AUFGABE A:
Gib aus dem Text über die Nutzung von Rohstoffen den Abschnitt von „2. Nutzung der“ bis einschließlich „ihrer Gesamtbevölkerung brauchen.“ wortgetreu aus.
--------------------------------------------------
2. Nutzung der Rohstoffe auf eine Weise, daß allen Nationen ein angemessener Zugang garantiert wird, so daß sie Rohstoffe zur Verfügung haben, die sie zur Anhebung des Lebensstandards des Großteils ihrer Gesamtbevölkerung brauchen.
3. Die Erschließung von Rohstoffen auf dem gesamten Planeten muß zum Nutzen der Bevölkerung sämtlicher Nationen vorangetrieben werden.
4. Der wissenschaftliche Fortschritt, der erforderlich ist, um diese Ziele zu erreichen, muß entsprechend gefördert werden.
--------------------------------------------------
AUFGABE B:
Gib aus der Liste unten den Abschnitt vom Anfang der Liste bis einschließlich der Zeile mit „Find 17 of the“ unverändert zurück.
--------------------------------------------------
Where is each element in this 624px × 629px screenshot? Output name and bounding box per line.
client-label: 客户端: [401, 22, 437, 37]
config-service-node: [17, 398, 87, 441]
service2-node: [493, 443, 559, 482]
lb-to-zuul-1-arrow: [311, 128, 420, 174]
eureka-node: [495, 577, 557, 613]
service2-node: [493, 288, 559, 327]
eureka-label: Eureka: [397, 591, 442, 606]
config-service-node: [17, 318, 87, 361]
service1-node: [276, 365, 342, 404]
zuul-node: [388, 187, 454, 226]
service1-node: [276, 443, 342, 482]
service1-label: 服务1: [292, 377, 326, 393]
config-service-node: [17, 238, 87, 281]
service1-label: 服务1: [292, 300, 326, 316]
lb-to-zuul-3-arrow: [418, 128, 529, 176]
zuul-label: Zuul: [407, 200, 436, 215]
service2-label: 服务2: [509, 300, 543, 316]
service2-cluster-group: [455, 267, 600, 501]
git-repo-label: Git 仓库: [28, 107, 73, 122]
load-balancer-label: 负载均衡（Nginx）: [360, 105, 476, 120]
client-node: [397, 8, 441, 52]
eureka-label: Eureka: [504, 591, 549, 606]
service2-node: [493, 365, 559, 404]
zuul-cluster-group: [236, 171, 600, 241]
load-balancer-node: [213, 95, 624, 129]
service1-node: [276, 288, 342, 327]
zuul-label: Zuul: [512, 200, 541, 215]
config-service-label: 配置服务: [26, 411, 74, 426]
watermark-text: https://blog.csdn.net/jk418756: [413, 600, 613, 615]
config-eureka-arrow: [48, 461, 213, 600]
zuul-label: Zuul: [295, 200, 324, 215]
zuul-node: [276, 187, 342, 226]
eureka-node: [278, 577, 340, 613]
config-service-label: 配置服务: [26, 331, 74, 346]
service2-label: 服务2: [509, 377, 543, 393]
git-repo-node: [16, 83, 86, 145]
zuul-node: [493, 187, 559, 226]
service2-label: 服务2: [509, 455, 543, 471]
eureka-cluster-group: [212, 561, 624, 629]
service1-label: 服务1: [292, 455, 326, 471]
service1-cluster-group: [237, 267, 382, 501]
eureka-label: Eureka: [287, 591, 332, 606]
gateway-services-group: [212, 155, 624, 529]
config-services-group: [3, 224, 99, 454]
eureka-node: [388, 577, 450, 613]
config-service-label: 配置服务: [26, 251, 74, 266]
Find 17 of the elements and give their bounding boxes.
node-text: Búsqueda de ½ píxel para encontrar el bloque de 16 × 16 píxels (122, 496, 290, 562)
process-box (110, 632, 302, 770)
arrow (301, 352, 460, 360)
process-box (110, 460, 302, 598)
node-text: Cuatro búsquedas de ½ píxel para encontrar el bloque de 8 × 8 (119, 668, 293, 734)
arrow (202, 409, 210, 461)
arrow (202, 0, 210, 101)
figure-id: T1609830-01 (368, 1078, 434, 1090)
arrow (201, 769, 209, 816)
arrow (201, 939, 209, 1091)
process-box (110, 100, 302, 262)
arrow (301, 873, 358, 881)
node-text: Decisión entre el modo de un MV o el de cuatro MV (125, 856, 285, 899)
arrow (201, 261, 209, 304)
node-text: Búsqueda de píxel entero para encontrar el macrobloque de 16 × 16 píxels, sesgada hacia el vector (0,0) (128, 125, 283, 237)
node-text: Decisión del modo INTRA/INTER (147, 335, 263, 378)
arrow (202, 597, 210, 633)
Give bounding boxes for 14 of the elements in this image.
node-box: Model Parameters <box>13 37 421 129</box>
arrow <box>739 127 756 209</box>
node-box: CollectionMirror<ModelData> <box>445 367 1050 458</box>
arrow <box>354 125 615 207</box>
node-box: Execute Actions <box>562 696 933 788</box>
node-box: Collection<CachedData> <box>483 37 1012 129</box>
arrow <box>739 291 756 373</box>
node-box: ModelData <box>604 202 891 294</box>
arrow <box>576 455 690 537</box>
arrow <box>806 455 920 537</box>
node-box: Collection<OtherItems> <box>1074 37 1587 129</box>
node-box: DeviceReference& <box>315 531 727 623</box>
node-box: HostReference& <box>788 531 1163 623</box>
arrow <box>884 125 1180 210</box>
--------------------------------------------------
ERGEBNIS A:
2. Nutzung der Rohstoffe auf eine Weise, daß allen Nationen ein angemessener Zugang garantiert wird, so daß sie Rohstoffe zur Verfügung haben, die sie zur Anhebung des Lebensstandards des Großteils ihrer Gesamtbevölkerung brauchen.

ERGEBNIS B:
Where is each element in this 624px × 629px screenshot? Output name and bounding box per line.
client-label: 客户端: [401, 22, 437, 37]
config-service-node: [17, 398, 87, 441]
service2-node: [493, 443, 559, 482]
lb-to-zuul-1-arrow: [311, 128, 420, 174]
eureka-node: [495, 577, 557, 613]
service2-node: [493, 288, 559, 327]
eureka-label: Eureka: [397, 591, 442, 606]
config-service-node: [17, 318, 87, 361]
service1-node: [276, 365, 342, 404]
zuul-node: [388, 187, 454, 226]
service1-node: [276, 443, 342, 482]
service1-label: 服务1: [292, 377, 326, 393]
config-service-node: [17, 238, 87, 281]
service1-label: 服务1: [292, 300, 326, 316]
lb-to-zuul-3-arrow: [418, 128, 529, 176]
zuul-label: Zuul: [407, 200, 436, 215]
service2-label: 服务2: [509, 300, 543, 316]
service2-cluster-group: [455, 267, 600, 501]
git-repo-label: Git 仓库: [28, 107, 73, 122]
load-balancer-label: 负载均衡（Nginx）: [360, 105, 476, 120]
client-node: [397, 8, 441, 52]
eureka-label: Eureka: [504, 591, 549, 606]
service2-node: [493, 365, 559, 404]
zuul-cluster-group: [236, 171, 600, 241]
load-balancer-node: [213, 95, 624, 129]
service1-node: [276, 288, 342, 327]
zuul-label: Zuul: [512, 200, 541, 215]
config-service-label: 配置服务: [26, 411, 74, 426]
watermark-text: https://blog.csdn.net/jk418756: [413, 600, 613, 615]
config-eureka-arrow: [48, 461, 213, 600]
zuul-label: Zuul: [295, 200, 324, 215]
zuul-node: [276, 187, 342, 226]
eureka-node: [278, 577, 340, 613]
config-service-label: 配置服务: [26, 331, 74, 346]
service2-label: 服务2: [509, 377, 543, 393]
git-repo-node: [16, 83, 86, 145]
zuul-node: [493, 187, 559, 226]
service2-label: 服务2: [509, 455, 543, 471]
eureka-cluster-group: [212, 561, 624, 629]
service1-label: 服务1: [292, 455, 326, 471]
service1-cluster-group: [237, 267, 382, 501]
eureka-label: Eureka: [287, 591, 332, 606]
gateway-services-group: [212, 155, 624, 529]
config-services-group: [3, 224, 99, 454]
eureka-node: [388, 577, 450, 613]
config-service-label: 配置服务: [26, 251, 74, 266]
Find 17 of the elements and give their bounding boxes.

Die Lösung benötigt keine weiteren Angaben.